Instruction
Which lines in the records below contain the word "有扎实学识"? Copy each one out.

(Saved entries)
----
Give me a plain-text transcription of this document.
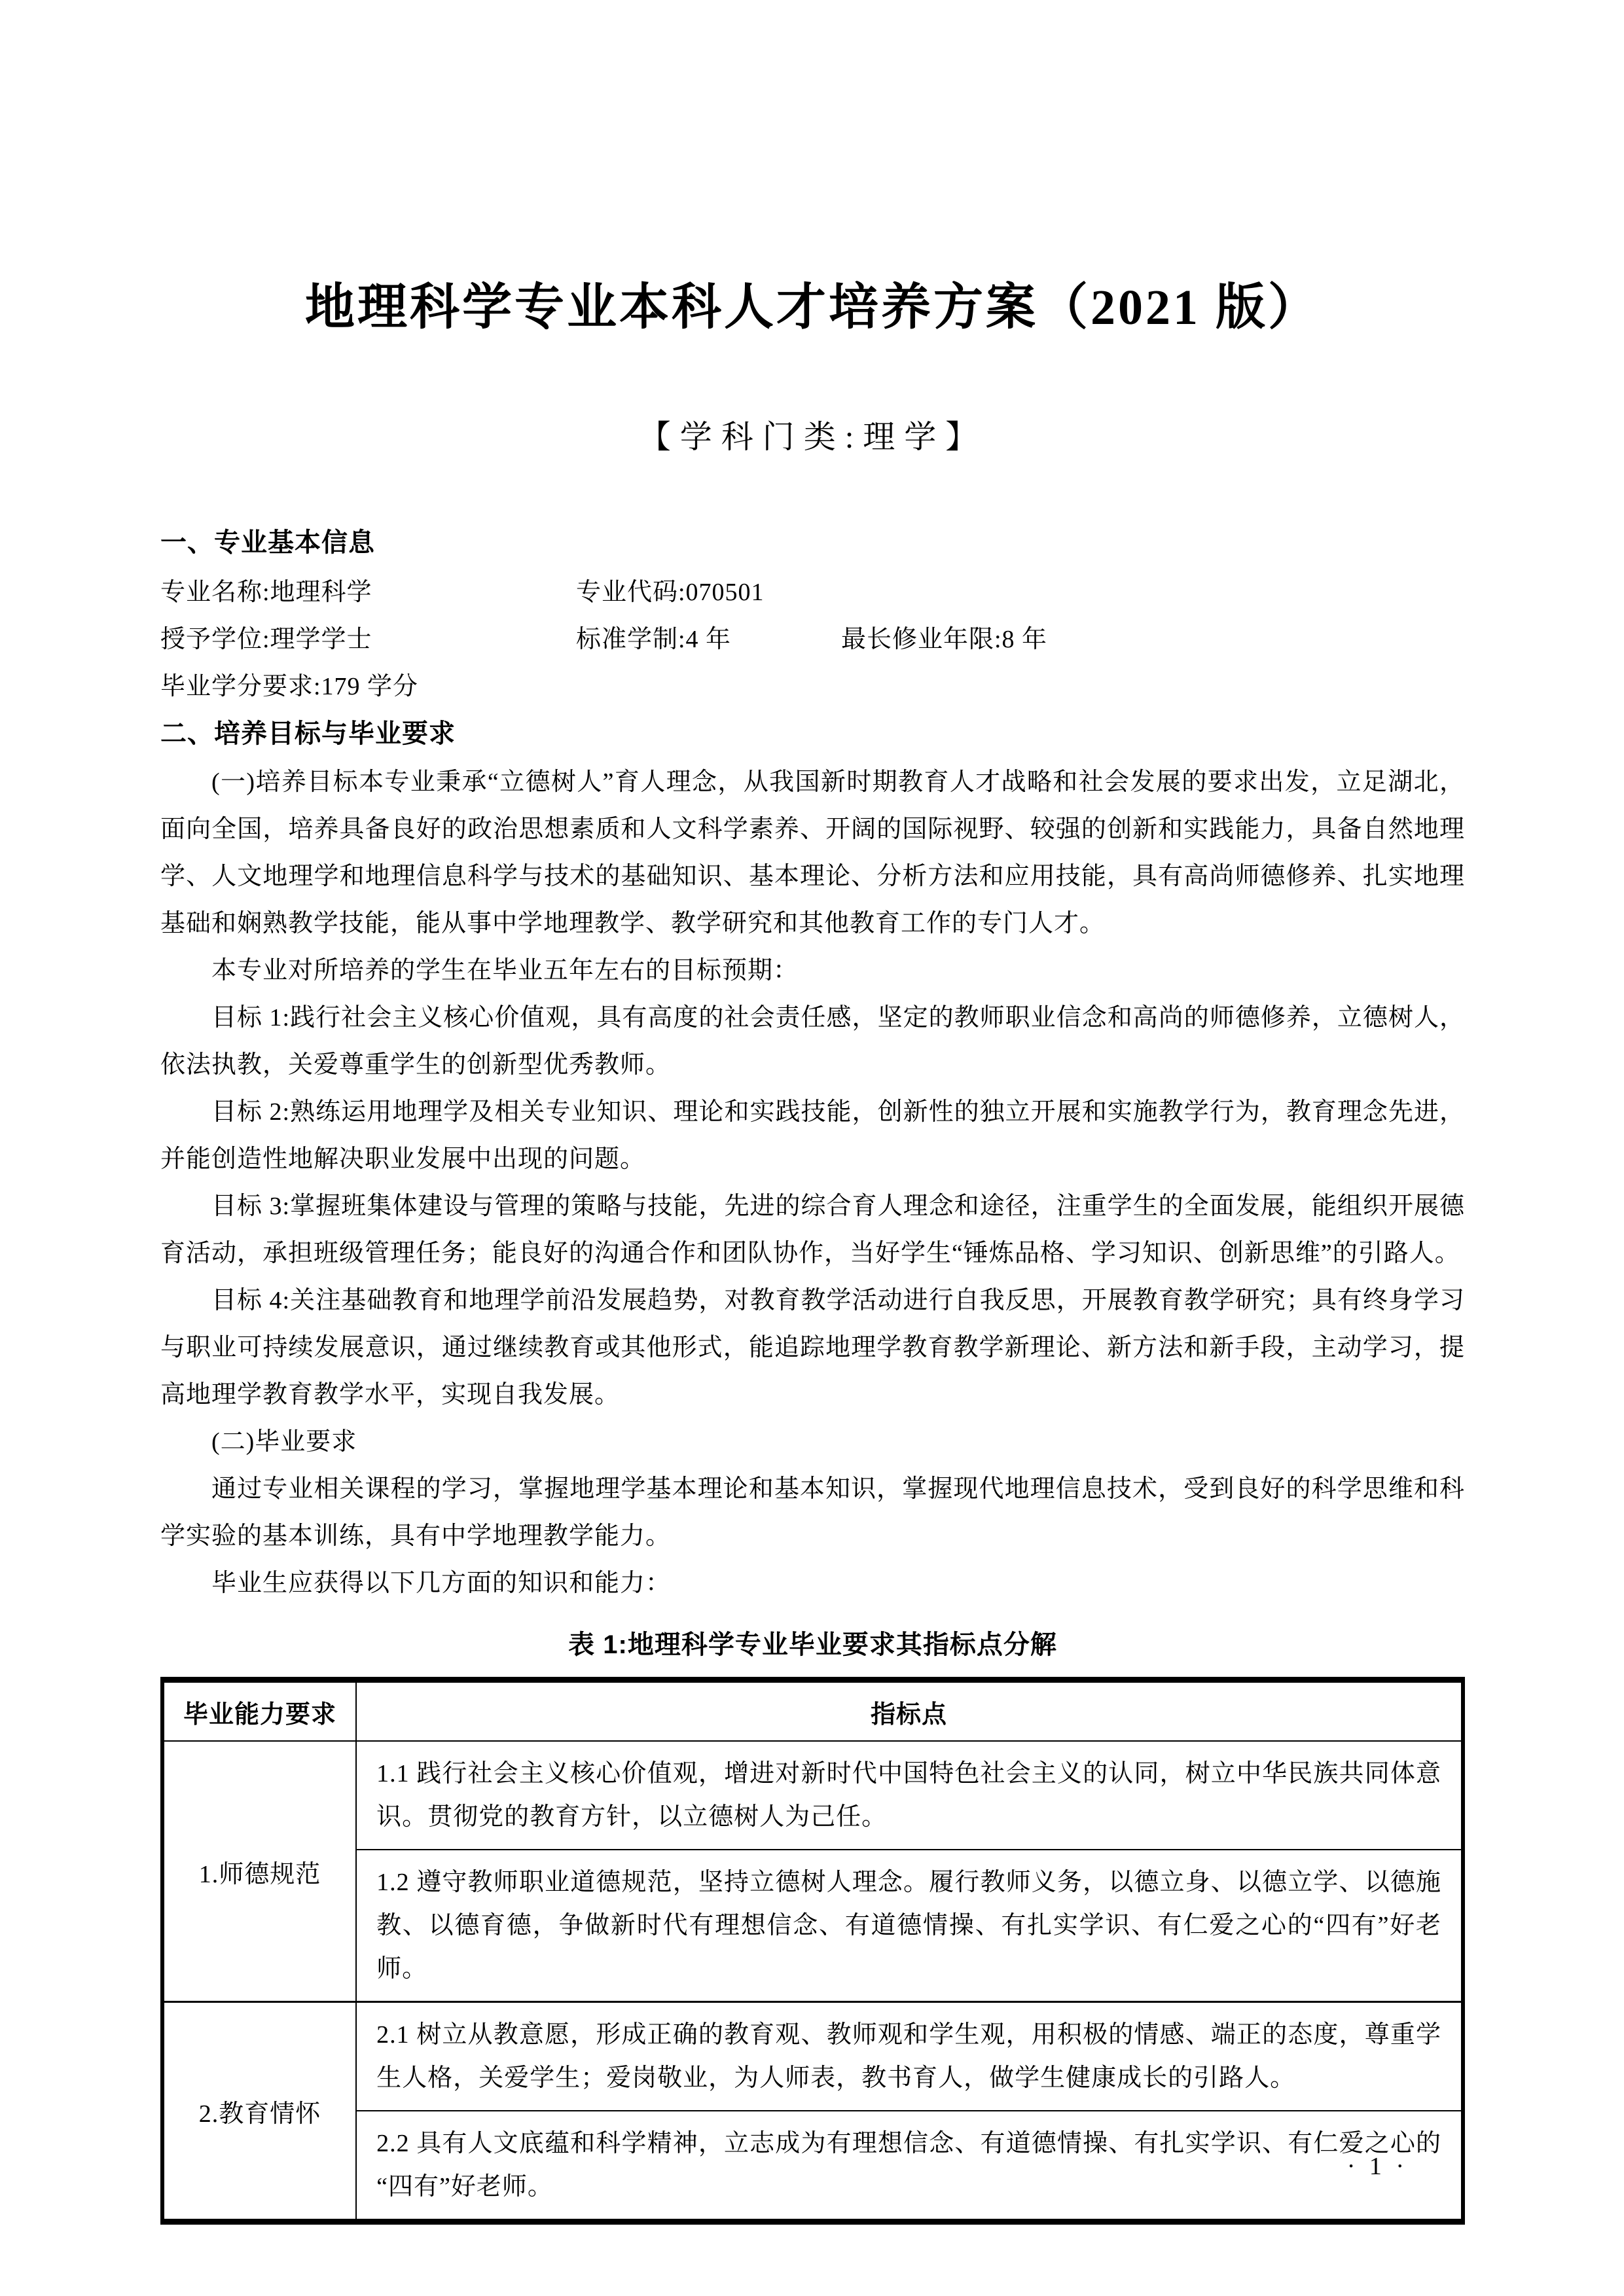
地理科学专业本科人才培养方案（2021 版）
【学科门类:理学】
一、专业基本信息
专业名称:地理科学	专业代码:070501
授予学位:理学学士	标准学制:4 年	最长修业年限:8 年
毕业学分要求:179 学分
二、培养目标与毕业要求

(一)培养目标本专业秉承“立德树人”育人理念，从我国新时期教育人才战略和社会发展的要求出发，立足湖北，面向全国，培养具备良好的政治思想素质和人文科学素养、开阔的国际视野、较强的创新和实践能力，具备自然地理学、人文地理学和地理信息科学与技术的基础知识、基本理论、分析方法和应用技能，具有高尚师德修养、扎实地理基础和娴熟教学技能，能从事中学地理教学、教学研究和其他教育工作的专门人才。

本专业对所培养的学生在毕业五年左右的目标预期：

目标 1:践行社会主义核心价值观，具有高度的社会责任感，坚定的教师职业信念和高尚的师德修养，立德树人，依法执教，关爱尊重学生的创新型优秀教师。

目标 2:熟练运用地理学及相关专业知识、理论和实践技能，创新性的独立开展和实施教学行为，教育理念先进，并能创造性地解决职业发展中出现的问题。

目标 3:掌握班集体建设与管理的策略与技能，先进的综合育人理念和途径，注重学生的全面发展，能组织开展德育活动，承担班级管理任务；能良好的沟通合作和团队协作，当好学生“锤炼品格、学习知识、创新思维”的引路人。

目标 4:关注基础教育和地理学前沿发展趋势，对教育教学活动进行自我反思，开展教育教学研究；具有终身学习与职业可持续发展意识，通过继续教育或其他形式，能追踪地理学教育教学新理论、新方法和新手段，主动学习，提高地理学教育教学水平，实现自我发展。

(二)毕业要求

通过专业相关课程的学习，掌握地理学基本理论和基本知识，掌握现代地理信息技术，受到良好的科学思维和科学实验的基本训练，具有中学地理教学能力。

毕业生应获得以下几方面的知识和能力：

表 1:地理科学专业毕业要求其指标点分解
毕业能力要求	指标点
1.师德规范	1.1 践行社会主义核心价值观，增进对新时代中国特色社会主义的认同，树立中华民族共同体意识。贯彻党的教育方针，以立德树人为己任。
	1.2 遵守教师职业道德规范，坚持立德树人理念。履行教师义务，以德立身、以德立学、以德施教、以德育德，争做新时代有理想信念、有道德情操、有扎实学识、有仁爱之心的“四有”好老师。
2.教育情怀	2.1 树立从教意愿，形成正确的教育观、教师观和学生观，用积极的情感、端正的态度，尊重学生人格，关爱学生；爱岗敬业，为人师表，教书育人，做学生健康成长的引路人。
	2.2 具有人文底蕴和科学精神，立志成为有理想信念、有道德情操、有扎实学识、有仁爱之心的“四有”好老师。
· 1 ·
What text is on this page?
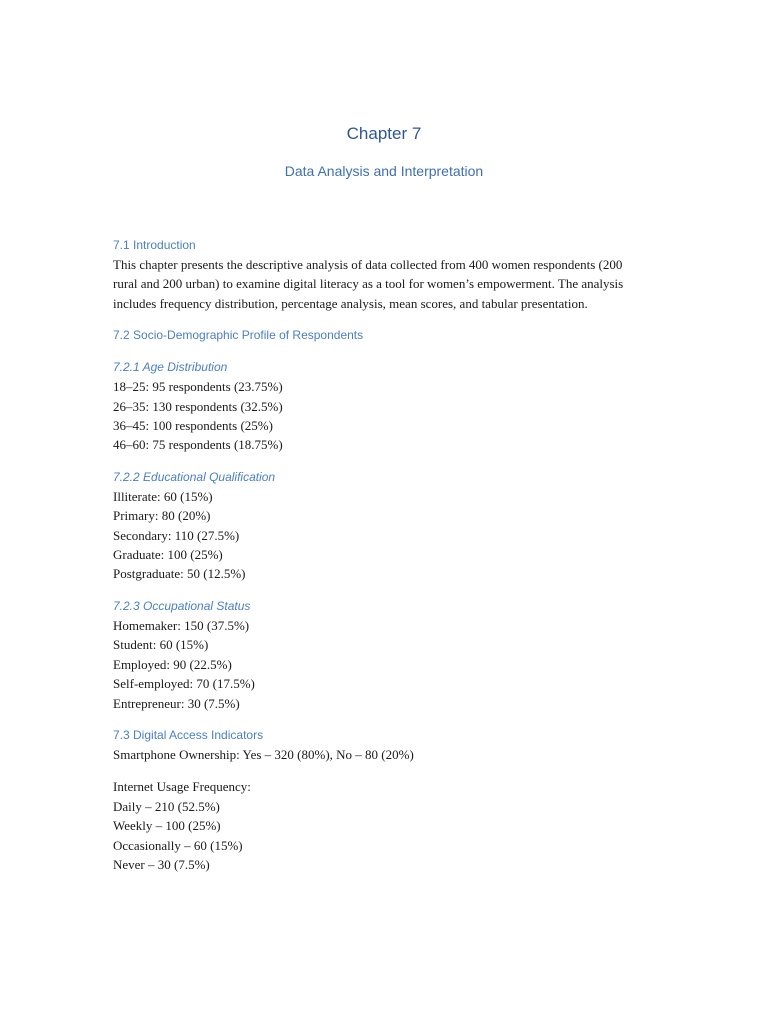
Chapter 7
Data Analysis and Interpretation
7.1 Introduction

This chapter presents the descriptive analysis of data collected from 400 women respondents (200 rural and 200 urban) to examine digital literacy as a tool for women’s empowerment. The analysis includes frequency distribution, percentage analysis, mean scores, and tabular presentation.

7.2 Socio-Demographic Profile of Respondents
7.2.1 Age Distribution

18–25: 95 respondents (23.75%)

26–35: 130 respondents (32.5%)

36–45: 100 respondents (25%)

46–60: 75 respondents (18.75%)

7.2.2 Educational Qualification

Illiterate: 60 (15%)

Primary: 80 (20%)

Secondary: 110 (27.5%)

Graduate: 100 (25%)

Postgraduate: 50 (12.5%)

7.2.3 Occupational Status

Homemaker: 150 (37.5%)

Student: 60 (15%)

Employed: 90 (22.5%)

Self-employed: 70 (17.5%)

Entrepreneur: 30 (7.5%)

7.3 Digital Access Indicators

Smartphone Ownership: Yes – 320 (80%), No – 80 (20%)

Internet Usage Frequency:

Daily – 210 (52.5%)

Weekly – 100 (25%)

Occasionally – 60 (15%)

Never – 30 (7.5%)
----
The solution
	1.2 遵守教师职业道德规范，坚持立德树人理念。履行教师义务，以德立身、以德立学、以德施教、以德育德，争做新时代有理想信念、有道德情操、有扎实学识、有仁爱之心的“四有”好老师。
	2.2 具有人文底蕴和科学精神，立志成为有理想信念、有道德情操、有扎实学识、有仁爱之心的“四有”好老师。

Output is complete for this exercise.